--- BEGIN STORED ROWS ---
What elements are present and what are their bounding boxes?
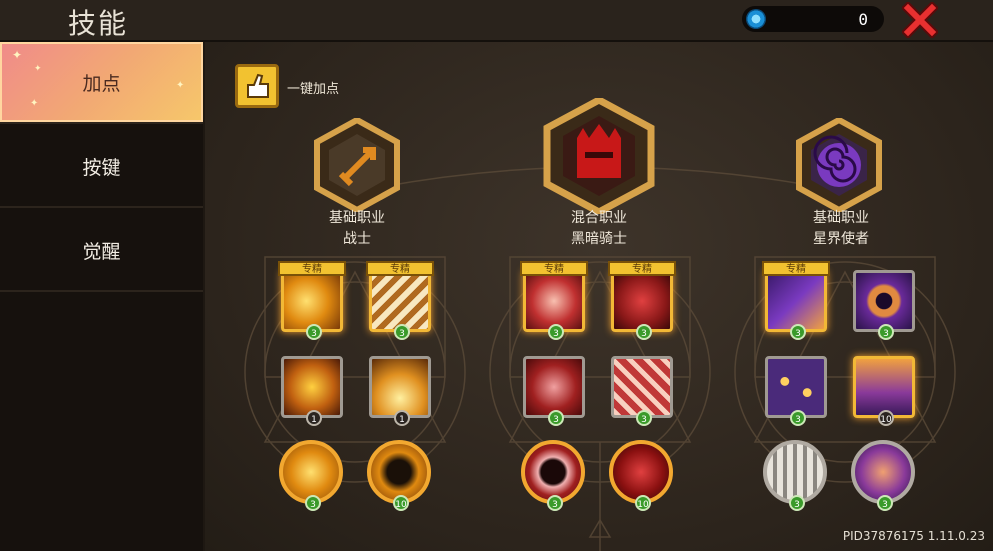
- class-type: 基础职业: [329, 210, 385, 226]
- class-name: 星界使者: [813, 231, 869, 247]
- sparkle-icon: ✦: [176, 80, 185, 91]
- skill-slot[interactable]: 1: [369, 356, 431, 426]
- one-key-button[interactable]: [235, 64, 279, 108]
- skill-level-badge: 1: [306, 410, 322, 426]
- class-name: 战士: [343, 231, 371, 247]
- skill-level-badge: 3: [636, 410, 652, 426]
- skill-level-badge: 3: [790, 324, 806, 340]
- skill-level-badge: 3: [790, 410, 806, 426]
- orb-level-badge: 3: [789, 495, 805, 511]
- awaken-orb[interactable]: 3: [851, 440, 915, 511]
- skill-level-badge: 3: [548, 324, 564, 340]
- skill-slot[interactable]: 3: [765, 356, 827, 426]
- tab-add-points[interactable]: ✦ ✦ ✦ ✦ 加点: [0, 42, 203, 124]
- skill-level-badge: 3: [878, 324, 894, 340]
- sword-icon[interactable]: [313, 118, 401, 212]
- awaken-orb[interactable]: 3: [763, 440, 827, 511]
- orb-level-badge: 3: [547, 495, 563, 511]
- skill-slot[interactable]: 专精 3: [762, 261, 830, 340]
- thumbs-up-icon: [247, 73, 269, 98]
- specialty-badge: 专精: [520, 261, 588, 276]
- skill-slot[interactable]: 3: [853, 270, 915, 340]
- class-name: 黑暗骑士: [571, 231, 627, 247]
- sparkle-icon: ✦: [30, 98, 39, 109]
- skill-level-badge: 1: [394, 410, 410, 426]
- skill-level-badge: 3: [548, 410, 564, 426]
- specialty-badge: 专精: [366, 261, 434, 276]
- specialty-badge: 专精: [278, 261, 346, 276]
- skill-level-badge: 3: [394, 324, 410, 340]
- class-type: 混合职业: [571, 210, 627, 226]
- skill-slot[interactable]: 专精 3: [608, 261, 676, 340]
- orb-level-badge: 10: [393, 495, 409, 511]
- awaken-orb[interactable]: 3: [279, 440, 343, 511]
- specialty-badge: 专精: [762, 261, 830, 276]
- skill-slot[interactable]: 专精 3: [520, 261, 588, 340]
- one-key-label: 一键加点: [287, 82, 340, 97]
- close-icon[interactable]: [902, 2, 938, 38]
- specialty-badge: 专精: [608, 261, 676, 276]
- skill-slot[interactable]: 3: [611, 356, 673, 426]
- awaken-orb[interactable]: 10: [367, 440, 431, 511]
- currency-display: 0: [742, 6, 884, 32]
- awaken-orb[interactable]: 10: [609, 440, 673, 511]
- tab-keys[interactable]: 按键: [0, 126, 203, 208]
- class-label-astral: 基础职业 星界使者: [771, 208, 911, 250]
- currency-amount: 0: [858, 10, 868, 29]
- gem-icon: [746, 9, 766, 29]
- skill-slot[interactable]: 10: [853, 356, 915, 426]
- orb-level-badge: 3: [305, 495, 321, 511]
- skill-level-badge: 3: [636, 324, 652, 340]
- page-title: 技能: [68, 7, 129, 40]
- tab-label: 觉醒: [82, 240, 121, 263]
- spiral-icon[interactable]: [795, 118, 883, 212]
- top-bar: 技能 0: [0, 0, 993, 42]
- skill-slot[interactable]: 专精 3: [278, 261, 346, 340]
- sidebar: ✦ ✦ ✦ ✦ 加点 按键 觉醒: [0, 42, 203, 551]
- skill-level-badge: 3: [306, 324, 322, 340]
- skill-panel: 一键加点 基础职业 战士 混合职业 黑暗骑士 基础职业 星界使者 专精 3 专精…: [205, 42, 993, 551]
- tab-label: 按键: [82, 156, 121, 179]
- build-id: PID37876175 1.11.0.23: [842, 529, 985, 543]
- tab-awaken[interactable]: 觉醒: [0, 210, 203, 292]
- orb-level-badge: 3: [877, 495, 893, 511]
- sparkle-icon: ✦: [34, 64, 42, 74]
- class-label-warrior: 基础职业 战士: [287, 208, 427, 250]
- sparkle-icon: ✦: [12, 48, 23, 62]
- tab-label: 加点: [82, 72, 121, 95]
- skill-slot[interactable]: 3: [523, 356, 585, 426]
- class-label-dark-knight: 混合职业 黑暗骑士: [529, 208, 669, 250]
- class-type: 基础职业: [813, 210, 869, 226]
- skill-slot[interactable]: 专精 3: [366, 261, 434, 340]
- skill-slot[interactable]: 1: [281, 356, 343, 426]
- dark-helmet-icon[interactable]: [543, 98, 655, 214]
- skill-level-badge: 10: [878, 410, 894, 426]
- awaken-orb[interactable]: 3: [521, 440, 585, 511]
- orb-level-badge: 10: [635, 495, 651, 511]
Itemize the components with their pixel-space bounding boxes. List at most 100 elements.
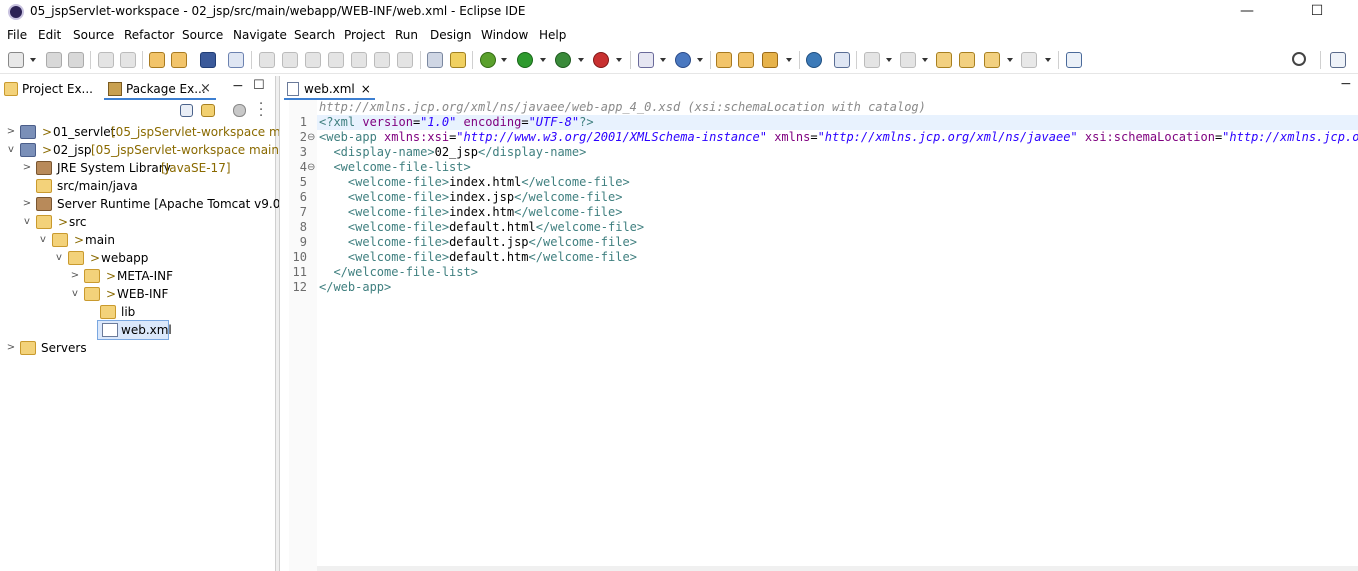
--- END STORED ROWS ---
> REQUIRED WORK
Put everything from the line containing "- class-type: 基础职业: [329, 210, 385, 226]" down to the line containing "- skill-level-badge: 3: [790, 324, 806, 340]" into a Markdown table with the columns Row and Line, one numbered row per line, leaving out blank lines.

> THE COMPLETED TASK
| Row | Line |
|---|---|
| 1 | - class-type: 基础职业: [329, 210, 385, 226] |
| 2 | - class-name: 星界使者: [813, 231, 869, 247] |
| 3 | - sparkle-icon: ✦: [176, 80, 185, 91] |
| 4 | - skill-slot[interactable]: 1: [369, 356, 431, 426] |
| 5 | - one-key-button[interactable]: [235, 64, 279, 108] |
| 6 | - skill-level-badge: 1: [306, 410, 322, 426] |
| 7 | - class-name: 战士: [343, 231, 371, 247] |
| 8 | - skill-level-badge: 3: [636, 410, 652, 426] |
| 9 | - skill-level-badge: 3: [790, 324, 806, 340] |